__What the task asks__. Leaving out the pictures, retype all the material exactly.

Dataset listings of figures:
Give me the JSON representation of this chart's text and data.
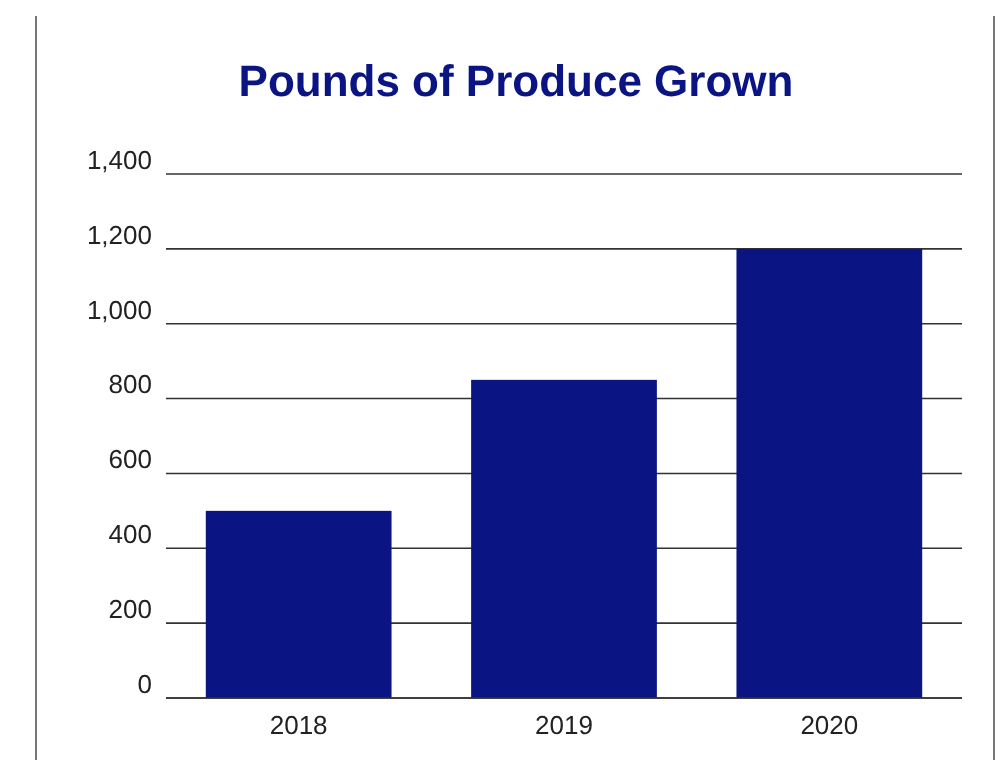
{
  "chart_data": {
    "type": "bar",
    "title": "Pounds of Produce Grown",
    "categories": [
      "2018",
      "2019",
      "2020"
    ],
    "values": [
      500,
      850,
      1200
    ],
    "color": "#0a1482",
    "ylim": [
      0,
      1400
    ],
    "yticks": [
      0,
      {
        "value": 200,
        "label": "200"
      },
      {
        "value": 400,
        "label": "400"
      },
      {
        "value": 600,
        "label": "600"
      },
      {
        "value": 800,
        "label": "800"
      },
      {
        "value": 1000,
        "label": "1,000"
      },
      {
        "value": 1200,
        "label": "1,200"
      },
      {
        "value": 1400,
        "label": "1,400"
      }
    ],
    "grid": "y"
  }
}
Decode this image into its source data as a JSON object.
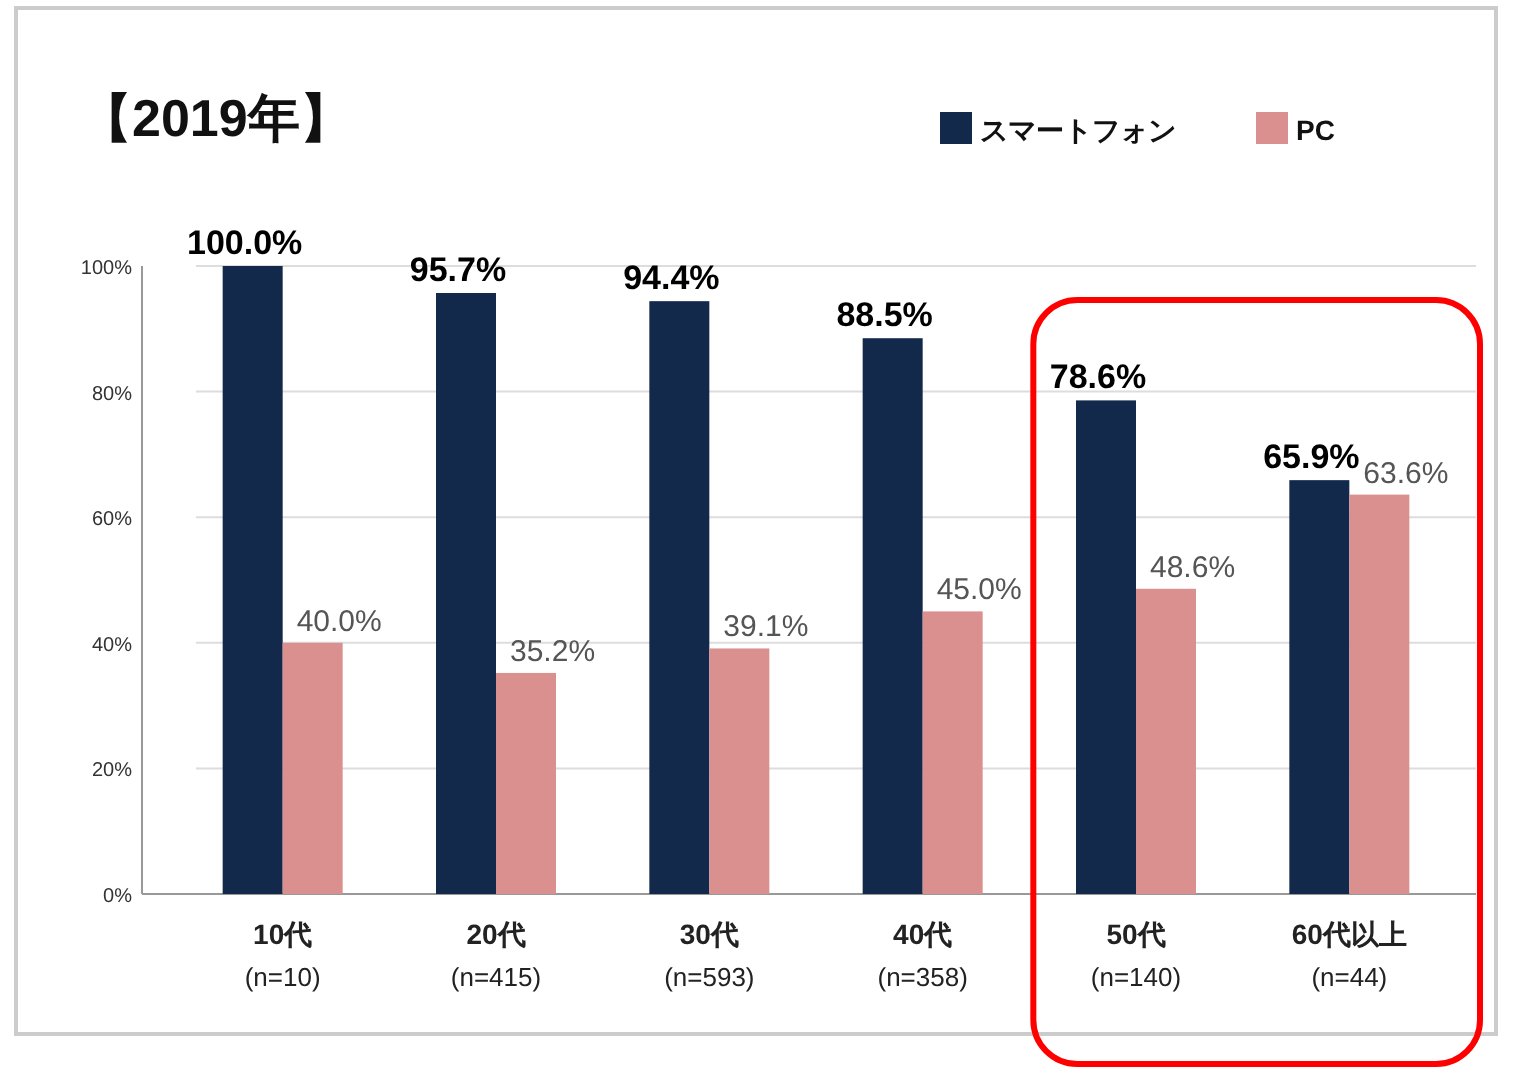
{
  "chart_data": {
    "type": "bar",
    "title": "【2019年】",
    "categories": [
      "10代\n(n=10)",
      "20代\n(n=415)",
      "30代\n(n=593)",
      "40代\n(n=358)",
      "50代\n(n=140)",
      "60代以上\n(n=44)"
    ],
    "series": [
      {
        "name": "スマートフォン",
        "color": "#13294b",
        "values": [
          100.0,
          95.7,
          94.4,
          88.5,
          78.6,
          65.9
        ],
        "value_labels": [
          "100.0%",
          "95.7%",
          "94.4%",
          "88.5%",
          "78.6%",
          "65.9%"
        ]
      },
      {
        "name": "PC",
        "color": "#d9908e",
        "values": [
          40.0,
          35.2,
          39.1,
          45.0,
          48.6,
          63.6
        ],
        "value_labels": [
          "40.0%",
          "35.2%",
          "39.1%",
          "45.0%",
          "48.6%",
          "63.6%"
        ]
      }
    ],
    "ylim": [
      0,
      100
    ],
    "yticks": [
      {
        "value": 0,
        "label": "0%"
      },
      {
        "value": 20,
        "label": "20%"
      },
      {
        "value": 40,
        "label": "40%"
      },
      {
        "value": 60,
        "label": "60%"
      },
      {
        "value": 80,
        "label": "80%"
      },
      {
        "value": 100,
        "label": "100%"
      }
    ],
    "grid": "y",
    "legend": "top right"
  }
}
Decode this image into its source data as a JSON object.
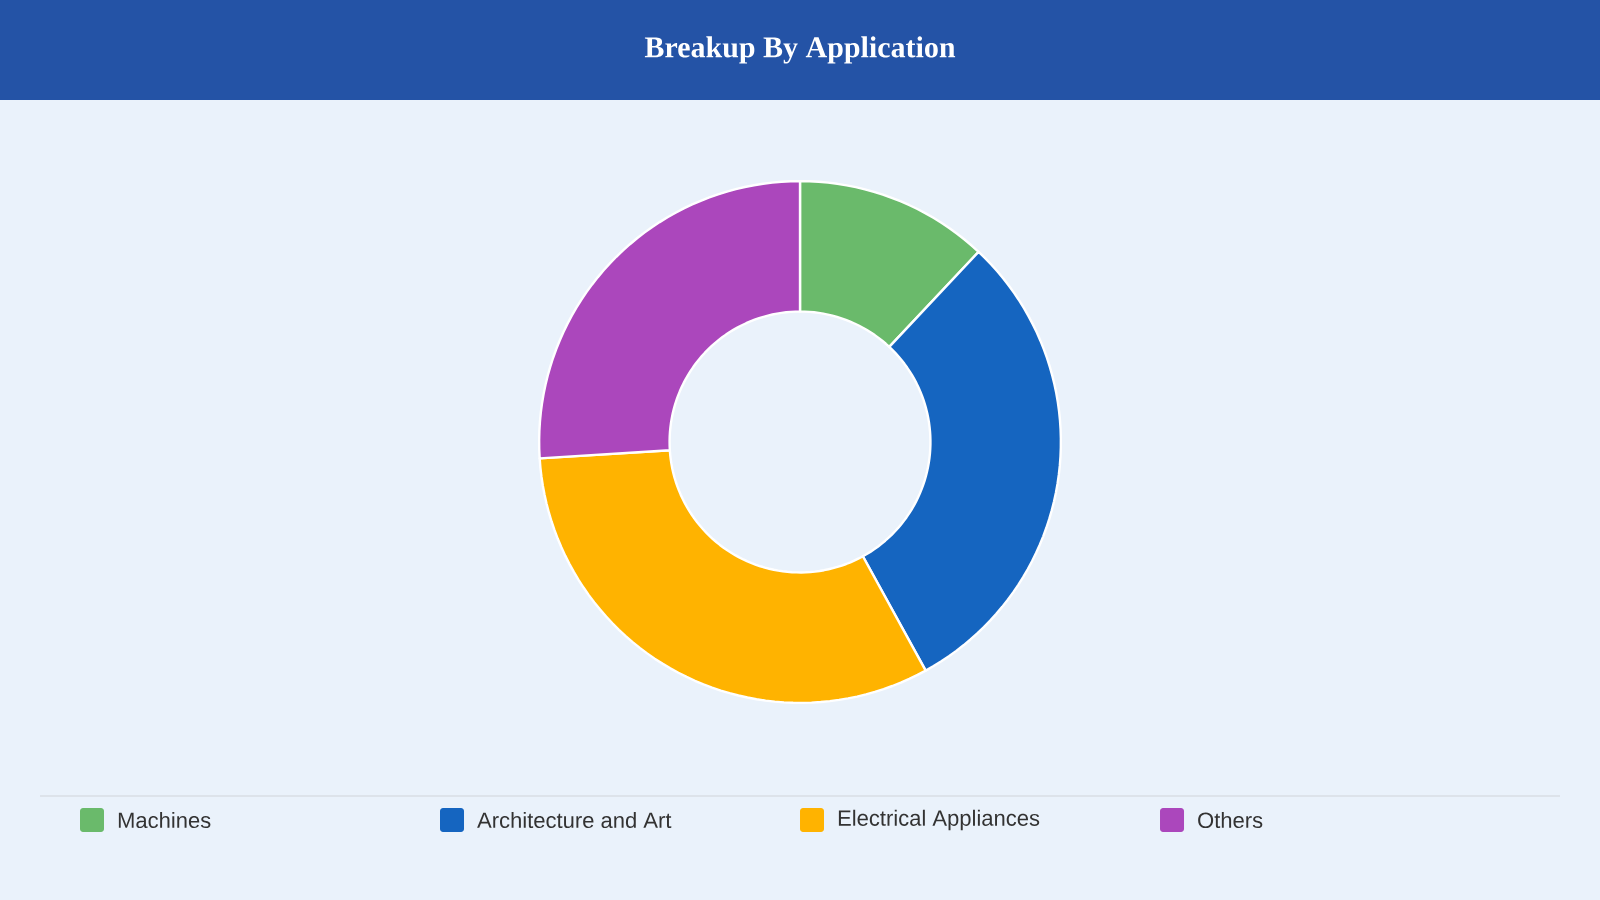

__Task solution__.
Give me the JSON representation of this chart's text and data.
{
  "chart_data": {
    "type": "bar",
    "title": "Pounds of Produce Grown",
    "categories": [
      "2018",
      "2019",
      "2020"
    ],
    "values": [
      500,
      850,
      1200
    ],
    "color": "#0a1482",
    "ylim": [
      0,
      1400
    ],
    "yticks": [
      0,
      {
        "value": 200,
        "label": "200"
      },
      {
        "value": 400,
        "label": "400"
      },
      {
        "value": 600,
        "label": "600"
      },
      {
        "value": 800,
        "label": "800"
      },
      {
        "value": 1000,
        "label": "1,000"
      },
      {
        "value": 1200,
        "label": "1,200"
      },
      {
        "value": 1400,
        "label": "1,400"
      }
    ],
    "grid": "y"
  }
}
Decode this image into its source data as a JSON object.
{
  "chart_data": {
    "type": "bar",
    "title": "【2019年】",
    "categories": [
      "10代\n(n=10)",
      "20代\n(n=415)",
      "30代\n(n=593)",
      "40代\n(n=358)",
      "50代\n(n=140)",
      "60代以上\n(n=44)"
    ],
    "series": [
      {
        "name": "スマートフォン",
        "color": "#13294b",
        "values": [
          100.0,
          95.7,
          94.4,
          88.5,
          78.6,
          65.9
        ],
        "value_labels": [
          "100.0%",
          "95.7%",
          "94.4%",
          "88.5%",
          "78.6%",
          "65.9%"
        ]
      },
      {
        "name": "PC",
        "color": "#d9908e",
        "values": [
          40.0,
          35.2,
          39.1,
          45.0,
          48.6,
          63.6
        ],
        "value_labels": [
          "40.0%",
          "35.2%",
          "39.1%",
          "45.0%",
          "48.6%",
          "63.6%"
        ]
      }
    ],
    "ylim": [
      0,
      100
    ],
    "yticks": [
      {
        "value": 0,
        "label": "0%"
      },
      {
        "value": 20,
        "label": "20%"
      },
      {
        "value": 40,
        "label": "40%"
      },
      {
        "value": 60,
        "label": "60%"
      },
      {
        "value": 80,
        "label": "80%"
      },
      {
        "value": 100,
        "label": "100%"
      }
    ],
    "grid": "y",
    "legend": "top right"
  }
}
Decode this image into its source data as a JSON object.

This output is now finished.